[Your task] Reproduce each line from the records that holds "modeling".

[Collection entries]
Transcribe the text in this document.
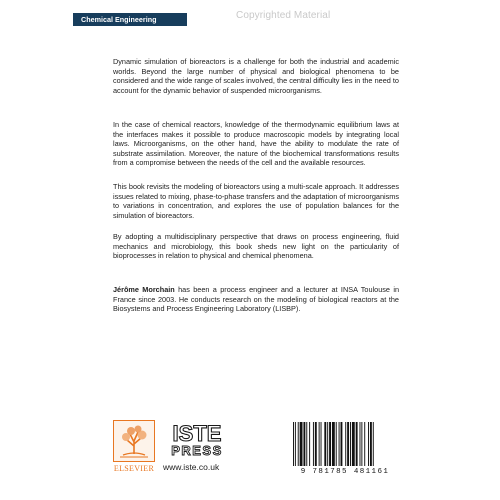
Chemical Engineering	Copyrighted Material

Dynamic simulation of bioreactors is a challenge for both the industrial and academic worlds. Beyond the large number of physical and biological phenomena to be considered and the wide range of scales involved, the central difficulty lies in the need to account for the dynamic behavior of suspended microorganisms.

In the case of chemical reactors, knowledge of the thermodynamic equilibrium laws at the interfaces makes it possible to produce macroscopic models by integrating local laws. Microorganisms, on the other hand, have the ability to modulate the rate of substrate assimilation. Moreover, the nature of the biochemical transformations results from a compromise between the needs of the cell and the available resources.

This book revisits the modeling of bioreactors using a multi-scale approach. It addresses issues related to mixing, phase-to-phase transfers and the adaptation of microorganisms to variations in concentration, and explores the use of population balances for the simulation of bioreactors.

By adopting a multidisciplinary perspective that draws on process engineering, fluid mechanics and microbiology, this book sheds new light on the particularity of bioprocesses in relation to physical and chemical phenomena.

Jérôme Morchain has been a process engineer and a lecturer at INSA Toulouse in France since 2003. He conducts research on the modeling of biological reactors at the Biosystems and Process Engineering Laboratory (LISBP).

ELSEVIER
ISTE
PRESS
www.iste.co.uk	9 781785 481161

[Output for this task]
This book revisits the modeling of bioreactors using a multi-scale approach. It addresses issues related to mixing, phase-to-phase transfers and the adaptation of microorganisms to variations in concentration, and explores the use of population balances for the simulation of bioreactors.
Jérôme Morchain has been a process engineer and a lecturer at INSA Toulouse in France since 2003. He conducts research on the modeling of biological reactors at the Biosystems and Process Engineering Laboratory (LISBP).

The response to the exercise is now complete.